(Stored items)

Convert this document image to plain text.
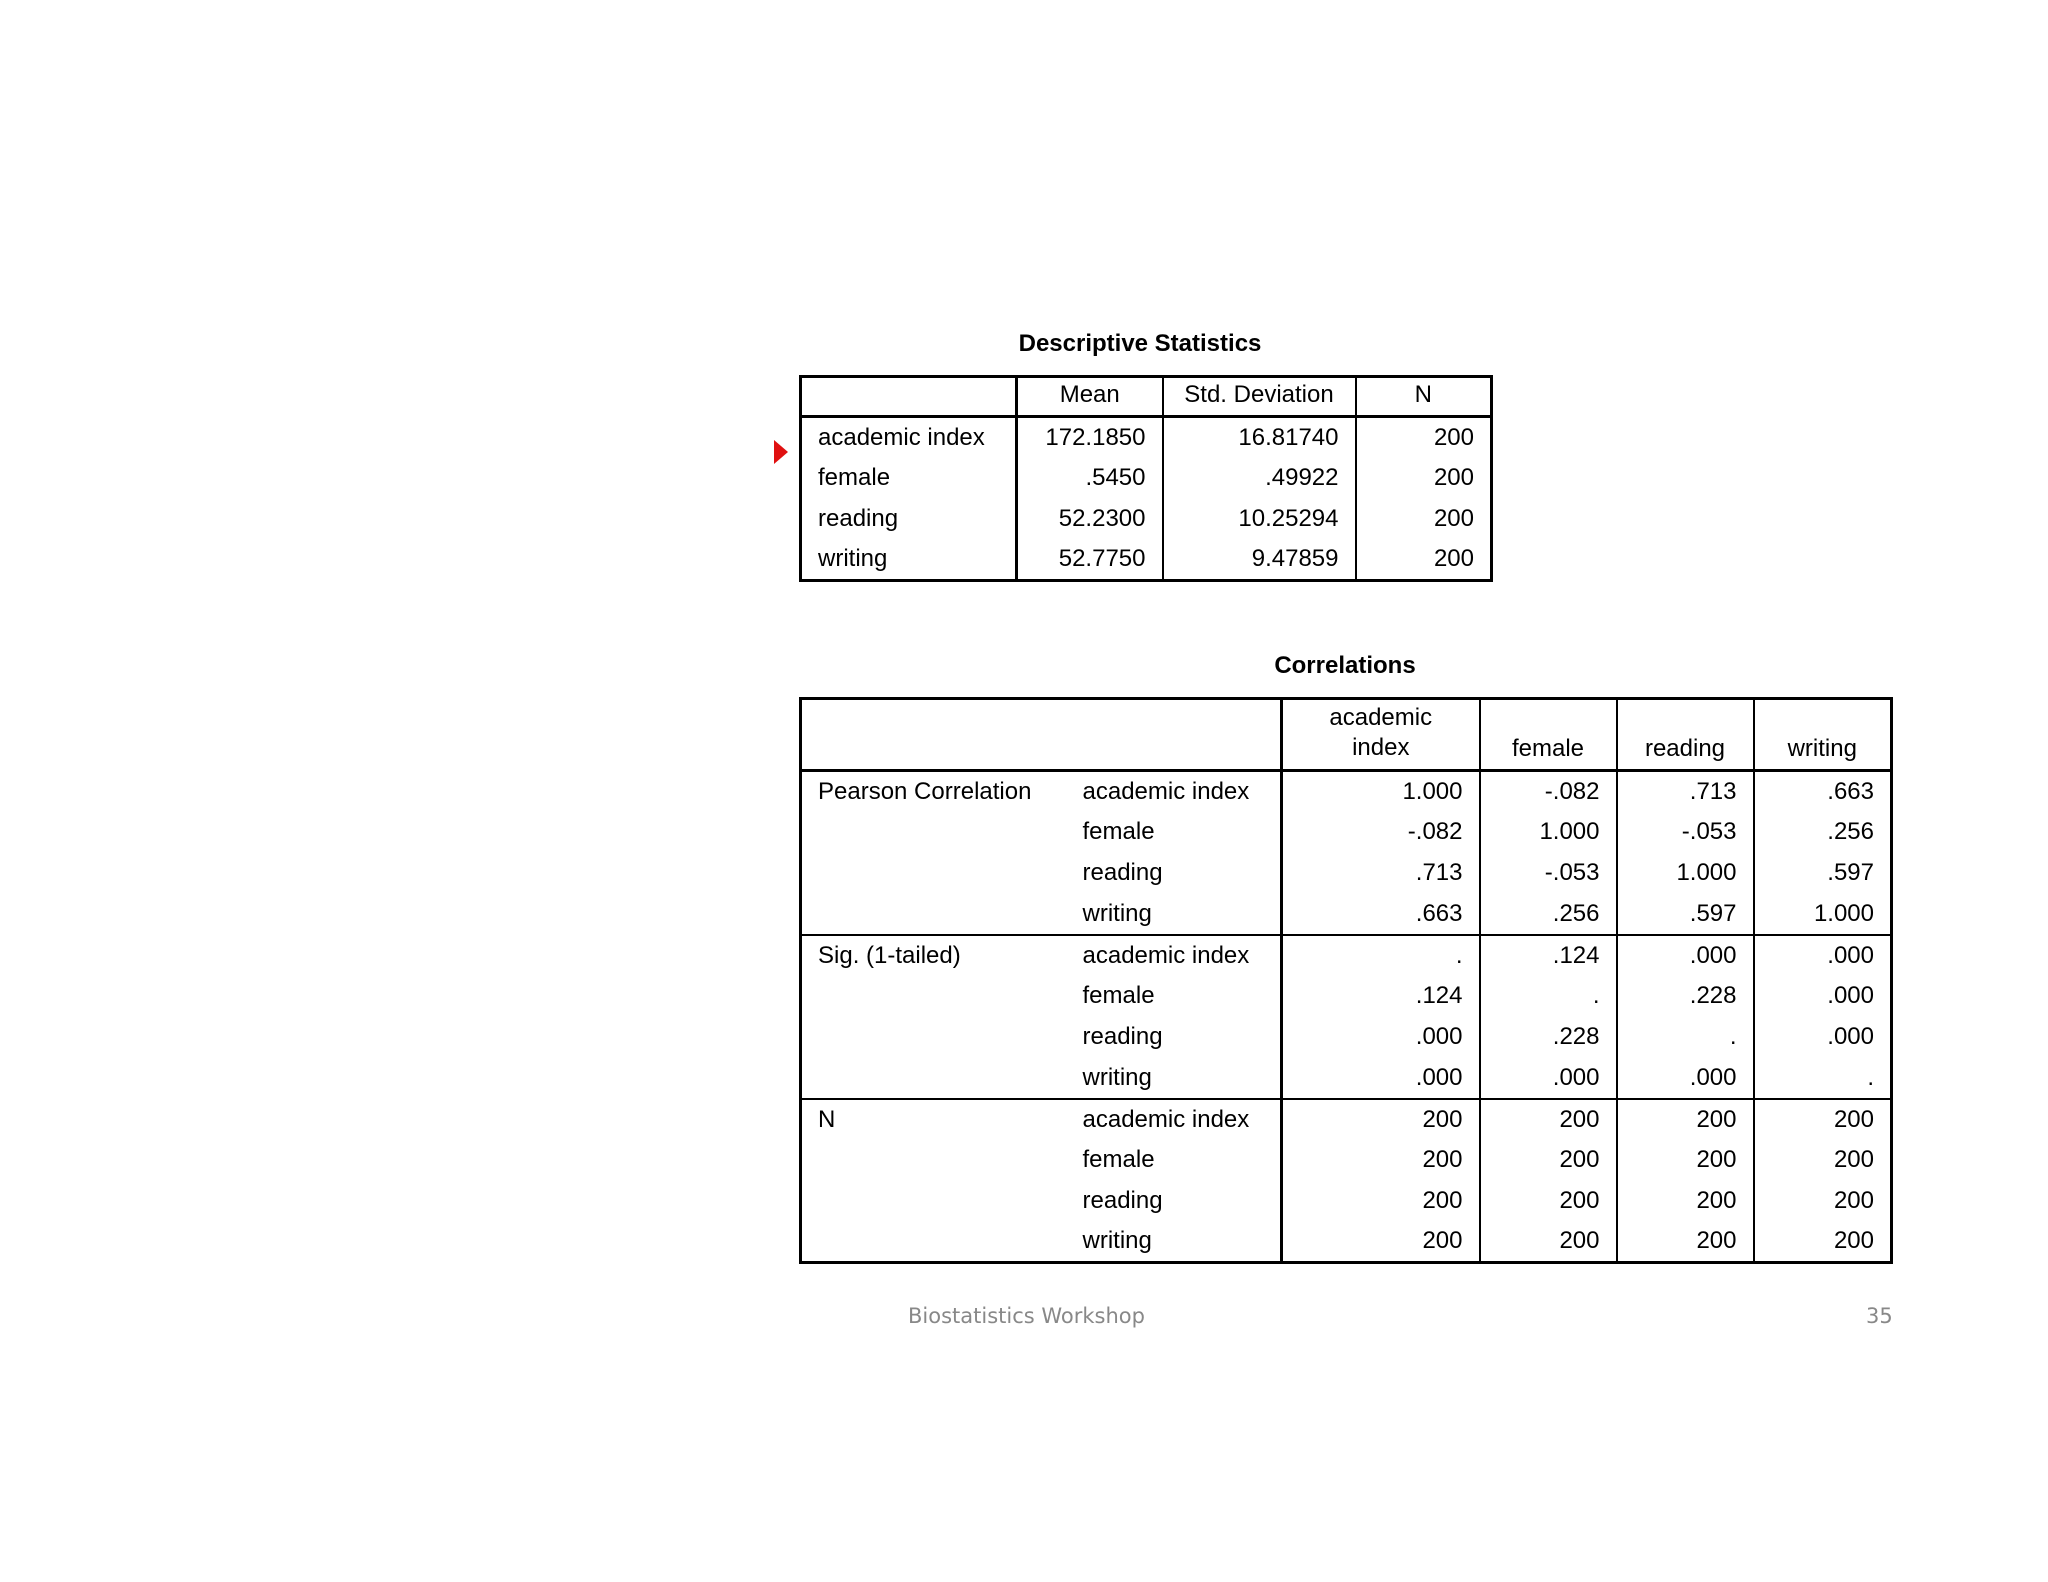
Descriptive Statistics
	Mean	Std. Deviation	N
academic index	172.1850	16.81740	200
female	.5450	.49922	200
reading	52.2300	10.25294	200
writing	52.7750	9.47859	200
Correlations
		academic index	female	reading	writing
Pearson Correlation	academic index	1.000	-.082	.713	.663
	female	-.082	1.000	-.053	.256
	reading	.713	-.053	1.000	.597
	writing	.663	.256	.597	1.000
Sig. (1-tailed)	academic index	.	.124	.000	.000
	female	.124	.	.228	.000
	reading	.000	.228	.	.000
	writing	.000	.000	.000	.
N	academic index	200	200	200	200
	female	200	200	200	200
	reading	200	200	200	200
	writing	200	200	200	200
Biostatistics Workshop	35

**What to do:** Quote every entry exactly, with the pictures omitted.

**Exercise solution:**
Convert this document image to plain text.
Descriptive Statistics
	Mean	Std. Deviation	N
academic index	172.1850	16.81740	200
female	.5450	.49922	200
reading	52.2300	10.25294	200
writing	52.7750	9.47859	200
Correlations
		academic index	female	reading	writing
Pearson Correlation	academic index	1.000	-.082	.713	.663
	female	-.082	1.000	-.053	.256
	reading	.713	-.053	1.000	.597
	writing	.663	.256	.597	1.000
Sig. (1-tailed)	academic index	.	.124	.000	.000
	female	.124	.	.228	.000
	reading	.000	.228	.	.000
	writing	.000	.000	.000	.
N	academic index	200	200	200	200
	female	200	200	200	200
	reading	200	200	200	200
	writing	200	200	200	200
Biostatistics Workshop	35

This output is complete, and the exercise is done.